Your objective:
Single out each line with the word "JSON" and copy it.

Input rows:
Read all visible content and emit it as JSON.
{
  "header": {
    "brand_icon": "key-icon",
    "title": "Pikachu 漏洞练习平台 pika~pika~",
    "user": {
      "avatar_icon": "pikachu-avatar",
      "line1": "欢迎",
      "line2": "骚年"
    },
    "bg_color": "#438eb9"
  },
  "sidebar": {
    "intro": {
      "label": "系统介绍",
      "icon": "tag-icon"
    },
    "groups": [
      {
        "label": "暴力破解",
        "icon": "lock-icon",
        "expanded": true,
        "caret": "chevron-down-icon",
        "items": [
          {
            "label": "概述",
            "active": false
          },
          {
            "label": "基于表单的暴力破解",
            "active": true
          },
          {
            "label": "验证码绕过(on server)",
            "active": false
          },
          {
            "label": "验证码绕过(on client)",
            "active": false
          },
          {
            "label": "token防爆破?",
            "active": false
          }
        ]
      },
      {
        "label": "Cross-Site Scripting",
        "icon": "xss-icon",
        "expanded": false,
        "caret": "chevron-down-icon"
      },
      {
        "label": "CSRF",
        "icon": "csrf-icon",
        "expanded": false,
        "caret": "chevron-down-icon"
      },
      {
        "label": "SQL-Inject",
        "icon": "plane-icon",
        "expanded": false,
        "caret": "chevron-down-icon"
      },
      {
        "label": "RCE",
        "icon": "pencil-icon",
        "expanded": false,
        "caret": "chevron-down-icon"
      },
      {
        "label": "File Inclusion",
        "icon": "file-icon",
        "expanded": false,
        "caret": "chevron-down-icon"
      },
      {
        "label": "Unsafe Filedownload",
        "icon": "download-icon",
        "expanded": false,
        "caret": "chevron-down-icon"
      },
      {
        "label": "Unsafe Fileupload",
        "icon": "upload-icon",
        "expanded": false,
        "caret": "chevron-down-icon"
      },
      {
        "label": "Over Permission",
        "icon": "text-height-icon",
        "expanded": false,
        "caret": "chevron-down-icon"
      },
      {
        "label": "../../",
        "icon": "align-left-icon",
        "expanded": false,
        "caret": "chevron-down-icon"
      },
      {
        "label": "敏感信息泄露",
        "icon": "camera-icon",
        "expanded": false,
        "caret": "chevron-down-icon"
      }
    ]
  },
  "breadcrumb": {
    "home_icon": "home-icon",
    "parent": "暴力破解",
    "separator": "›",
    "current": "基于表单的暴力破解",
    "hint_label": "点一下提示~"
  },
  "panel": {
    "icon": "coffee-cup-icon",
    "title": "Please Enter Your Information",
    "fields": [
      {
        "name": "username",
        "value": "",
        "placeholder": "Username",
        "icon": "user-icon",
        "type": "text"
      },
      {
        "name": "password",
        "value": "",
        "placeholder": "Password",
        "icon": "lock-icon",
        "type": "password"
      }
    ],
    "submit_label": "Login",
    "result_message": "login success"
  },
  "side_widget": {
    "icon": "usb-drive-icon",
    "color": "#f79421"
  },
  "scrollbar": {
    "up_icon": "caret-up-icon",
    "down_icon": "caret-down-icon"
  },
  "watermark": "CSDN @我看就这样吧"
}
* * *
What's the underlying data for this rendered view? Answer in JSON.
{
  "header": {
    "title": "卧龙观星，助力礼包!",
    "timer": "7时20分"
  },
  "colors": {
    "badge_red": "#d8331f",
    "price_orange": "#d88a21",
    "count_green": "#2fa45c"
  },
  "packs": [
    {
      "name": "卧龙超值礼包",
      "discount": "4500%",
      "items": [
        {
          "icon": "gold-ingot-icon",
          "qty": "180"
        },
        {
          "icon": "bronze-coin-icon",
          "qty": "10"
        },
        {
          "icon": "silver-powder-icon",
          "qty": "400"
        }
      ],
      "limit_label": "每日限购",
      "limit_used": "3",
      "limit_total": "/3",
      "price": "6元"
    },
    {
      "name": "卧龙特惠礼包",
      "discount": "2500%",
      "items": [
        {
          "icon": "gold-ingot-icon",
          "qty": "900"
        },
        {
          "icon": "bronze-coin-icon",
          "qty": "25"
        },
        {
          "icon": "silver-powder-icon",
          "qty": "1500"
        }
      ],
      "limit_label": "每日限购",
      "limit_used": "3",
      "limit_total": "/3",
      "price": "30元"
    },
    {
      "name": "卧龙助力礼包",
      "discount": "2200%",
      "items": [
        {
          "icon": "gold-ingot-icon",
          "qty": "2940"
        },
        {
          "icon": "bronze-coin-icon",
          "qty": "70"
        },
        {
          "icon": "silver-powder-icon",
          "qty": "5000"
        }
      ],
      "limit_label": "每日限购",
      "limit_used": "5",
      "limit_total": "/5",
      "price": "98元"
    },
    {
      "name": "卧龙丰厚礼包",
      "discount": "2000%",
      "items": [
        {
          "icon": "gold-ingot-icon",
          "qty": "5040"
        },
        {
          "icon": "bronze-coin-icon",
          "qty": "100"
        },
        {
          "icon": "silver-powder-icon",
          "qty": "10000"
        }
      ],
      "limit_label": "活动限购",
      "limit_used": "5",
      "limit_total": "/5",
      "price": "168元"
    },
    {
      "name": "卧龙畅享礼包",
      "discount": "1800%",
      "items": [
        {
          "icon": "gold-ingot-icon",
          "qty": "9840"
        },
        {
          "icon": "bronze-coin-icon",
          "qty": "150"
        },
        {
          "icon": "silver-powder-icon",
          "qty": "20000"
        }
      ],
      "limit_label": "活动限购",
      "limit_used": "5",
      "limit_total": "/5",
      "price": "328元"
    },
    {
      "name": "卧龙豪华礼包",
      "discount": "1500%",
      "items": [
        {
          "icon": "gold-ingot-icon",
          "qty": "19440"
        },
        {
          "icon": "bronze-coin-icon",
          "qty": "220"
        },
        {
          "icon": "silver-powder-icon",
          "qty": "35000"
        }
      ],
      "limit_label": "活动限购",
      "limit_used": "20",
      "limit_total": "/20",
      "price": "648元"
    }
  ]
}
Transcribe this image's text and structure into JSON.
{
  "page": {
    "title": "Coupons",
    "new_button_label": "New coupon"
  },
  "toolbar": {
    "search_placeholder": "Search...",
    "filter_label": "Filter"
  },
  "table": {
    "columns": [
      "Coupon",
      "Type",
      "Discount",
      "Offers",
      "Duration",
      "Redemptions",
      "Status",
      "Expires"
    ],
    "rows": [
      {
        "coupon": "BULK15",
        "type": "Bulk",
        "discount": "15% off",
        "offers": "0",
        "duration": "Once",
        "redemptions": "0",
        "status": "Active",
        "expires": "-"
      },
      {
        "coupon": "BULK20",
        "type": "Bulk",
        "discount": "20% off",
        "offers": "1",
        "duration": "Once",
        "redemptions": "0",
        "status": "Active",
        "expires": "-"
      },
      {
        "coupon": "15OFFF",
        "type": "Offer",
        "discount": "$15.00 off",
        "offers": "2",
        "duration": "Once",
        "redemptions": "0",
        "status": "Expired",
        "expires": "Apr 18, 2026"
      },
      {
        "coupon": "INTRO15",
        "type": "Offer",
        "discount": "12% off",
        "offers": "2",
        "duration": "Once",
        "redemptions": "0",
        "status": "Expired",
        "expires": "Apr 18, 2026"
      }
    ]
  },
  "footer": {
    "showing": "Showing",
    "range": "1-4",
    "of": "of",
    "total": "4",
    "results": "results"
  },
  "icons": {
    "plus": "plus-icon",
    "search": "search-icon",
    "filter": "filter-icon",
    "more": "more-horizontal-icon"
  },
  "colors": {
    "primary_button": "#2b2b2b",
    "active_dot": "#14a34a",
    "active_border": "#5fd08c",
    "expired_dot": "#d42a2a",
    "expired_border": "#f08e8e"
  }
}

Full solution:
Read all visible content and emit it as JSON.
What's the underlying data for this rendered view? Answer in JSON.
Transcribe this image's text and structure into JSON.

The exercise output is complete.